## Exercise instructions
Transcribe everything in the data word for word. Pictures are left out.

====

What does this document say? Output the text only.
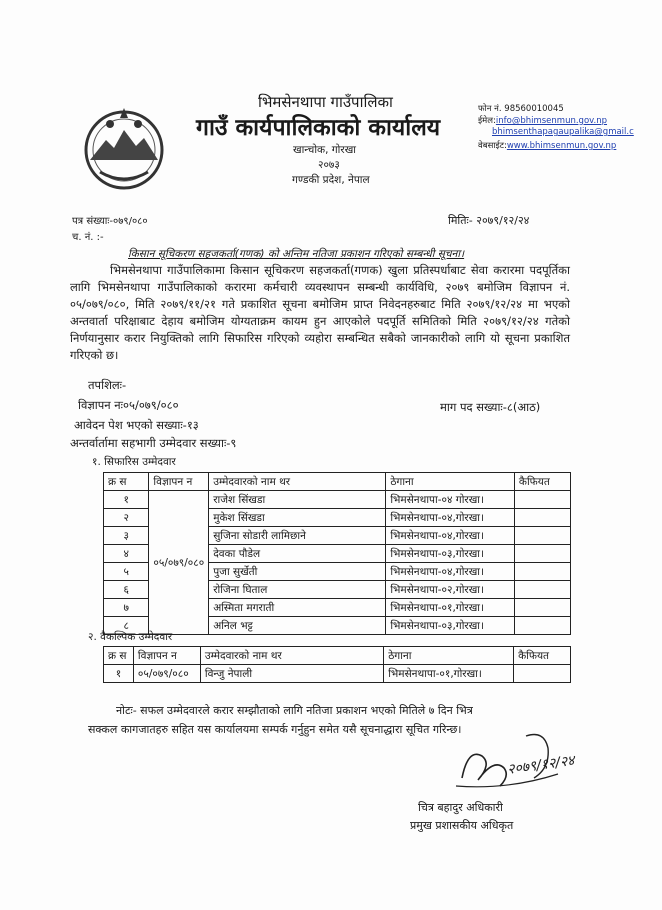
भिमसेनथापा गाउँपालिका
गाउँ कार्यपालिकाको कार्यालय
खान्चोक, गोरखा
२०७३
गण्डकी प्रदेश, नेपाल
फोन नं. 98560010045
ईमेल:info@bhimsenmun.gov.np
bhimsenthapagaupalika@gmail.c
वेबसाईट:www.bhimsenmun.gov.np
पत्र संख्याः-०७९/०८०
च. नं. :-
मितिः- २०७९/१२/२४
किसान सूचिकरण सहजकर्ता(गणक) को अन्तिम नतिजा प्रकाशन गरिएको सम्बन्धी सूचना।
भिमसेनथापा गाउँपालिकामा किसान सूचिकरण सहजकर्ता(गणक) खुला प्रतिस्पर्धाबाट सेवा करारमा पदपूर्तिका लागि भिमसेनथापा गाउँपालिकाको करारमा कर्मचारी व्यवस्थापन सम्बन्धी कार्यविधि, २०७९ बमोजिम विज्ञापन नं. ०५/०७९/०८०, मिति २०७९/११/२१ गते प्रकाशित सूचना बमोजिम प्राप्त निवेदनहरुबाट मिति २०७९/१२/२४ मा भएको अन्तवार्ता परिक्षाबाट देहाय बमोजिम योग्यताक्रम कायम हुन आएकोले पदपूर्ति समितिको मिति २०७९/१२/२४ गतेको निर्णयानुसार करार नियुक्तिको लागि सिफारिस गरिएको व्यहोरा सम्बन्धित सबैको जानकारीको लागि यो सूचना प्रकाशित गरिएको छ।
तपशिलः-
विज्ञापन नः०५/०७९/०८०	माग पद सख्याः-८(आठ)
आवेदन पेश भएको सख्याः-१३
अन्तर्वार्तामा सहभागी उम्मेदवार सख्याः-९
१. सिफारिस उम्मेदवार
क्र स	विज्ञापन न	उम्मेदवारको नाम थर	ठेगाना	कैफियत
१	०५/०७९/०८०	राजेश सिंखडा	भिमसेनथापा-०४ गोरखा।	
२		मुकेश सिंखडा	भिमसेनथापा-०४,गोरखा।	
३		सुजिना सोडारी लामिछाने	भिमसेनथापा-०४,गोरखा।	
४		देवका पौडेल	भिमसेनथापा-०३,गोरखा।	
५		पुजा सुर्खेती	भिमसेनथापा-०४,गोरखा।	
६		रोजिना घिताल	भिमसेनथापा-०२,गोरखा।	
७		अस्मिता मगराती	भिमसेनथापा-०१,गोरखा।	
८		अनिल भट्ट	भिमसेनथापा-०३,गोरखा।	
२. वैकल्पिक उम्मेदवार
क्र स	विज्ञापन न	उम्मेदवारको नाम थर	ठेगाना	कैफियत
१	०५/०७९/०८०	विन्जु नेपाली	भिमसेनथापा-०१,गोरखा।	
नोटः- सफल उम्मेदवारले करार सम्झौताको लागि नतिजा प्रकाशन भएको मितिले ७ दिन भित्र
सक्कल कागजातहरु सहित यस कार्यालयमा सम्पर्क गर्नुहुन समेत यसै सूचनाद्धारा सूचित गरिन्छ।
२०७९/१२/२४
चित्र बहादुर अधिकारी
प्रमुख प्रशासकीय अधिकृत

====

## Worked answer
What does this document say? Output the text only.
भिमसेनथापा गाउँपालिका
गाउँ कार्यपालिकाको कार्यालय
खान्चोक, गोरखा
२०७३
गण्डकी प्रदेश, नेपाल
फोन नं. 98560010045
ईमेल:info@bhimsenmun.gov.np
bhimsenthapagaupalika@gmail.c
वेबसाईट:www.bhimsenmun.gov.np
पत्र संख्याः-०७९/०८०
च. नं. :-
मितिः- २०७९/१२/२४
किसान सूचिकरण सहजकर्ता(गणक) को अन्तिम नतिजा प्रकाशन गरिएको सम्बन्धी सूचना।
भिमसेनथापा गाउँपालिकामा किसान सूचिकरण सहजकर्ता(गणक) खुला प्रतिस्पर्धाबाट सेवा करारमा पदपूर्तिका लागि भिमसेनथापा गाउँपालिकाको करारमा कर्मचारी व्यवस्थापन सम्बन्धी कार्यविधि, २०७९ बमोजिम विज्ञापन नं. ०५/०७९/०८०, मिति २०७९/११/२१ गते प्रकाशित सूचना बमोजिम प्राप्त निवेदनहरुबाट मिति २०७९/१२/२४ मा भएको अन्तवार्ता परिक्षाबाट देहाय बमोजिम योग्यताक्रम कायम हुन आएकोले पदपूर्ति समितिको मिति २०७९/१२/२४ गतेको निर्णयानुसार करार नियुक्तिको लागि सिफारिस गरिएको व्यहोरा सम्बन्धित सबैको जानकारीको लागि यो सूचना प्रकाशित गरिएको छ।
तपशिलः-
विज्ञापन नः०५/०७९/०८०	माग पद सख्याः-८(आठ)
आवेदन पेश भएको सख्याः-१३
अन्तर्वार्तामा सहभागी उम्मेदवार सख्याः-९
१. सिफारिस उम्मेदवार
क्र स	विज्ञापन न	उम्मेदवारको नाम थर	ठेगाना	कैफियत
१	०५/०७९/०८०	राजेश सिंखडा	भिमसेनथापा-०४ गोरखा।	
२		मुकेश सिंखडा	भिमसेनथापा-०४,गोरखा।	
३		सुजिना सोडारी लामिछाने	भिमसेनथापा-०४,गोरखा।	
४		देवका पौडेल	भिमसेनथापा-०३,गोरखा।	
५		पुजा सुर्खेती	भिमसेनथापा-०४,गोरखा।	
६		रोजिना घिताल	भिमसेनथापा-०२,गोरखा।	
७		अस्मिता मगराती	भिमसेनथापा-०१,गोरखा।	
८		अनिल भट्ट	भिमसेनथापा-०३,गोरखा।	
२. वैकल्पिक उम्मेदवार
क्र स	विज्ञापन न	उम्मेदवारको नाम थर	ठेगाना	कैफियत
१	०५/०७९/०८०	विन्जु नेपाली	भिमसेनथापा-०१,गोरखा।	
नोटः- सफल उम्मेदवारले करार सम्झौताको लागि नतिजा प्रकाशन भएको मितिले ७ दिन भित्र
सक्कल कागजातहरु सहित यस कार्यालयमा सम्पर्क गर्नुहुन समेत यसै सूचनाद्धारा सूचित गरिन्छ।
२०७९/१२/२४
चित्र बहादुर अधिकारी
प्रमुख प्रशासकीय अधिकृत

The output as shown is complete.